▶ [WHAT YOU HAVE TO DO]: Gather the lines below that include the string "الكفيل", copying each in full.

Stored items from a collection
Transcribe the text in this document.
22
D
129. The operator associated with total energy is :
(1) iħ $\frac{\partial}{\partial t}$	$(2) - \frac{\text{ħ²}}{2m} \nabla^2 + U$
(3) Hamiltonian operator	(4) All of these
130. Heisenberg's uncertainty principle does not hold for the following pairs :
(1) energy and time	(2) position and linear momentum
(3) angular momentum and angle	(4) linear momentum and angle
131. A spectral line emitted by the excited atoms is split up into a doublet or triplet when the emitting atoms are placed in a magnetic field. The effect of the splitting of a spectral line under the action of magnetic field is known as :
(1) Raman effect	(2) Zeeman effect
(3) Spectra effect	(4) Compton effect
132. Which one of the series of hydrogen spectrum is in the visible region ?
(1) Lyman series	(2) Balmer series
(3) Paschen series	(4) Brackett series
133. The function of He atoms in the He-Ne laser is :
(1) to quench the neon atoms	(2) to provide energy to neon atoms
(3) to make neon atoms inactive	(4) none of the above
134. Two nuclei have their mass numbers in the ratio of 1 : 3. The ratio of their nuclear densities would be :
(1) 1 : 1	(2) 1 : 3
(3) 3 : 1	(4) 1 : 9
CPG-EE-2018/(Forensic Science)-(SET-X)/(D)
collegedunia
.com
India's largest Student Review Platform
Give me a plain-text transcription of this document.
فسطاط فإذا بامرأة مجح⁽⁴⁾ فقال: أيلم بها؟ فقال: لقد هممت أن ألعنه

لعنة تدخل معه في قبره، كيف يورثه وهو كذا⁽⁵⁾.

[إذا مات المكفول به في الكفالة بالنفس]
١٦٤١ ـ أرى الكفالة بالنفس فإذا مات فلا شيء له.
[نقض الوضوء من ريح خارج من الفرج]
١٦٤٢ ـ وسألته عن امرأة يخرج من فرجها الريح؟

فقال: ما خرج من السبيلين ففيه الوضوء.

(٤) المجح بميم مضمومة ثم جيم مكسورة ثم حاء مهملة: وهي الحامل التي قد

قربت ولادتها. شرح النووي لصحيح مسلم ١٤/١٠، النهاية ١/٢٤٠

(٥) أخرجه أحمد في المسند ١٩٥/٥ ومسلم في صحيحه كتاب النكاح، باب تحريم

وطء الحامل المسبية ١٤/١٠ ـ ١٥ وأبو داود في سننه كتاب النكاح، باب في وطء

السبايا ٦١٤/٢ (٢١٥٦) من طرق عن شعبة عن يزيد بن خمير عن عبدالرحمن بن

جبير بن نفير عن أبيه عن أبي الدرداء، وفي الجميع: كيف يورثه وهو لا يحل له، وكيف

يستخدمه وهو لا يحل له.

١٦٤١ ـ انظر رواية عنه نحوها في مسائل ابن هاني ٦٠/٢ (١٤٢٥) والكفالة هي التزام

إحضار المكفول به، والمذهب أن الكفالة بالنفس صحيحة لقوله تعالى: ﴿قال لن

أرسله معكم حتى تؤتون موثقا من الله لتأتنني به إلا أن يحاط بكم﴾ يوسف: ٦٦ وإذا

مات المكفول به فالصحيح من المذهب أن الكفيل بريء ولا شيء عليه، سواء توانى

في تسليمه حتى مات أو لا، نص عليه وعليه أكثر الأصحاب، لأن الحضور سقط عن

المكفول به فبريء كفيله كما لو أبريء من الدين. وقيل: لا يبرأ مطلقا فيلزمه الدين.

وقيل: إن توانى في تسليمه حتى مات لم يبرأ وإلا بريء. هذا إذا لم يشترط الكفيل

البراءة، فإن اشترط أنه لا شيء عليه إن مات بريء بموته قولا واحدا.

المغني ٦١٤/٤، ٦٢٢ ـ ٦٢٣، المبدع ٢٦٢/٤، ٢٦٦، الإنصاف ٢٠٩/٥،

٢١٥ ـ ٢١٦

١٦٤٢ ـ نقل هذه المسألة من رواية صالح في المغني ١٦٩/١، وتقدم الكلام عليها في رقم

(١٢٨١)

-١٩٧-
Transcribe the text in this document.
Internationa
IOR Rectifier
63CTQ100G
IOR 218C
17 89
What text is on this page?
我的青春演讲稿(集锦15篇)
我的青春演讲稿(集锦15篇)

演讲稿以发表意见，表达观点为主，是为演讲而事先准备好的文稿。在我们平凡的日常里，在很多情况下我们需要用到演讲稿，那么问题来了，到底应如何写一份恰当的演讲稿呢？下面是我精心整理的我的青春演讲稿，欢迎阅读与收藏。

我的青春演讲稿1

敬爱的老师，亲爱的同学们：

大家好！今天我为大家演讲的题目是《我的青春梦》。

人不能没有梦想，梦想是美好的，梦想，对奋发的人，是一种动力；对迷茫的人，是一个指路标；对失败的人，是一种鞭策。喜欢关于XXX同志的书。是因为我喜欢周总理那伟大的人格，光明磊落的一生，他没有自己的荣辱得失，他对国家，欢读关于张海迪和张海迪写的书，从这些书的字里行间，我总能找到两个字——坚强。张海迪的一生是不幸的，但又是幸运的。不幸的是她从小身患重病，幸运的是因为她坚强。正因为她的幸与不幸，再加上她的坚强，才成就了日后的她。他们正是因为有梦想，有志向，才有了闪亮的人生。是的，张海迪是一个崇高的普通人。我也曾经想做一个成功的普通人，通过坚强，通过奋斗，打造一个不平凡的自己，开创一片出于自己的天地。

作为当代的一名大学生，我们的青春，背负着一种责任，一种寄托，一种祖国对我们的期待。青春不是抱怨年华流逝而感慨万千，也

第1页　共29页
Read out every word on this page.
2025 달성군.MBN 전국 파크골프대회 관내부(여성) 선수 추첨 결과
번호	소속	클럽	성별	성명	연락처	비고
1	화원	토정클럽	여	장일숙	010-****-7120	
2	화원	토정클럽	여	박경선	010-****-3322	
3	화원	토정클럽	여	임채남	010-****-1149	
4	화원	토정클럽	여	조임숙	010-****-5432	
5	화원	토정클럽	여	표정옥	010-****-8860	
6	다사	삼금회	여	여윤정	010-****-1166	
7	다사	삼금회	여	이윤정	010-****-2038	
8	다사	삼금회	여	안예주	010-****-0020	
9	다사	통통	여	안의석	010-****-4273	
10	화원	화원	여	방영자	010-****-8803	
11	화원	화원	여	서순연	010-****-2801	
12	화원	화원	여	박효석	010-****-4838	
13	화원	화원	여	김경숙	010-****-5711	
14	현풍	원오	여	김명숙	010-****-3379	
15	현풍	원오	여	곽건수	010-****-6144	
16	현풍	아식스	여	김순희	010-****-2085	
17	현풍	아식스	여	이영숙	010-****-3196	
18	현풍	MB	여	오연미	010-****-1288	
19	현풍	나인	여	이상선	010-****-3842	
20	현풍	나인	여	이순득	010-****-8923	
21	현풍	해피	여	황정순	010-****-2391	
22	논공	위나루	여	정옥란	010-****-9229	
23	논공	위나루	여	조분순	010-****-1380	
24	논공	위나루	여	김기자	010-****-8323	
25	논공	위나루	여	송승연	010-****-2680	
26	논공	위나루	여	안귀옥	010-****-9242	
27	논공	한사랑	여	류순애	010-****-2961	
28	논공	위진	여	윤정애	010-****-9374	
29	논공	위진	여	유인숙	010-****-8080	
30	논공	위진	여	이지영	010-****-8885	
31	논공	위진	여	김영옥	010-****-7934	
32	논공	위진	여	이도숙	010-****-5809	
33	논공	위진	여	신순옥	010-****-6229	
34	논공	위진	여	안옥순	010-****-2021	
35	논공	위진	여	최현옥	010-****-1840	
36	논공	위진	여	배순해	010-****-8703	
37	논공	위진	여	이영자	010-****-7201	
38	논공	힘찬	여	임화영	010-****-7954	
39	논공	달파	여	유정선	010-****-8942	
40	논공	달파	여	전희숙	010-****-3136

▶ [TASK ANSWER]:
مات المكفول به فالصحيح من المذهب أن الكفيل بريء ولا شيء عليه، سواء توانى
وقيل: إن توانى في تسليمه حتى مات لم يبرأ وإلا بريء. هذا إذا لم يشترط الكفيل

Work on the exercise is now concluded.